#### Your task
Update the records below by replacing "bounding boxes" with "bounding rectangles" wherever it occurs, and leave everything else unchanged.

----- Given data -----

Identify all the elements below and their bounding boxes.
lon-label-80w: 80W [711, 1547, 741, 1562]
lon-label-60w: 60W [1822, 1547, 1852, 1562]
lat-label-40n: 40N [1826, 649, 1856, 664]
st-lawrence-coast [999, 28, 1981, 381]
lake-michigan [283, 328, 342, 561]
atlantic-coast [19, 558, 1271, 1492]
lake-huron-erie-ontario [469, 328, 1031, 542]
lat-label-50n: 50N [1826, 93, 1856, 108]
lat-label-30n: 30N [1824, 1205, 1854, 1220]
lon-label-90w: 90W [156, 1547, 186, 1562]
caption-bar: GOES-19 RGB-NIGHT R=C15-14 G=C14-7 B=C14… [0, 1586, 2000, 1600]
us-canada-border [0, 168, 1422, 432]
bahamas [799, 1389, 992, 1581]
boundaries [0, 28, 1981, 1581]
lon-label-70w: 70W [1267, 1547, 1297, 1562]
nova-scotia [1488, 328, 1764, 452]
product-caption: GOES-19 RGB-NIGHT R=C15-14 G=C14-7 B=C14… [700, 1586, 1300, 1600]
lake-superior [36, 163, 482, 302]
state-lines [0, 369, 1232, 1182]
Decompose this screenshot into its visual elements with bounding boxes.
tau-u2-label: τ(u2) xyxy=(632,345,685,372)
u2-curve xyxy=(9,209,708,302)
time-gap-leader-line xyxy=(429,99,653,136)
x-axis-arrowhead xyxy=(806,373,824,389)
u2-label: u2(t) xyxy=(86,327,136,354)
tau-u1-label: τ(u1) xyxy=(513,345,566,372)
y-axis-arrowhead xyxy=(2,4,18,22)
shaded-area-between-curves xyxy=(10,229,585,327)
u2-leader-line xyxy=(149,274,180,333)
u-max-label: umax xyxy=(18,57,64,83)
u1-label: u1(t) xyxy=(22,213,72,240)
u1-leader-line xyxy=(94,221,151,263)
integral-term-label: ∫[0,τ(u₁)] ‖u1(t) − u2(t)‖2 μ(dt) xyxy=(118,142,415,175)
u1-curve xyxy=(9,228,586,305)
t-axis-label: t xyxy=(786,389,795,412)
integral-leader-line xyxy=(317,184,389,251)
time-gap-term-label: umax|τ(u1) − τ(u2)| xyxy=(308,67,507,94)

-----

#### The solution
Identify all the elements below and their bounding rectangles.
lon-label-80w: 80W [711, 1547, 741, 1562]
lon-label-60w: 60W [1822, 1547, 1852, 1562]
lat-label-40n: 40N [1826, 649, 1856, 664]
st-lawrence-coast [999, 28, 1981, 381]
lake-michigan [283, 328, 342, 561]
atlantic-coast [19, 558, 1271, 1492]
lake-huron-erie-ontario [469, 328, 1031, 542]
lat-label-50n: 50N [1826, 93, 1856, 108]
lat-label-30n: 30N [1824, 1205, 1854, 1220]
lon-label-90w: 90W [156, 1547, 186, 1562]
caption-bar: GOES-19 RGB-NIGHT R=C15-14 G=C14-7 B=C14… [0, 1586, 2000, 1600]
us-canada-border [0, 168, 1422, 432]
bahamas [799, 1389, 992, 1581]
boundaries [0, 28, 1981, 1581]
lon-label-70w: 70W [1267, 1547, 1297, 1562]
nova-scotia [1488, 328, 1764, 452]
product-caption: GOES-19 RGB-NIGHT R=C15-14 G=C14-7 B=C14… [700, 1586, 1300, 1600]
lake-superior [36, 163, 482, 302]
state-lines [0, 369, 1232, 1182]
Decompose this screenshot into its visual elements with bounding rectangles.
tau-u2-label: τ(u2) xyxy=(632,345,685,372)
u2-curve xyxy=(9,209,708,302)
time-gap-leader-line xyxy=(429,99,653,136)
x-axis-arrowhead xyxy=(806,373,824,389)
u2-label: u2(t) xyxy=(86,327,136,354)
tau-u1-label: τ(u1) xyxy=(513,345,566,372)
y-axis-arrowhead xyxy=(2,4,18,22)
shaded-area-between-curves xyxy=(10,229,585,327)
u2-leader-line xyxy=(149,274,180,333)
u-max-label: umax xyxy=(18,57,64,83)
u1-label: u1(t) xyxy=(22,213,72,240)
u1-leader-line xyxy=(94,221,151,263)
integral-term-label: ∫[0,τ(u₁)] ‖u1(t) − u2(t)‖2 μ(dt) xyxy=(118,142,415,175)
u1-curve xyxy=(9,228,586,305)
t-axis-label: t xyxy=(786,389,795,412)
integral-leader-line xyxy=(317,184,389,251)
time-gap-term-label: umax|τ(u1) − τ(u2)| xyxy=(308,67,507,94)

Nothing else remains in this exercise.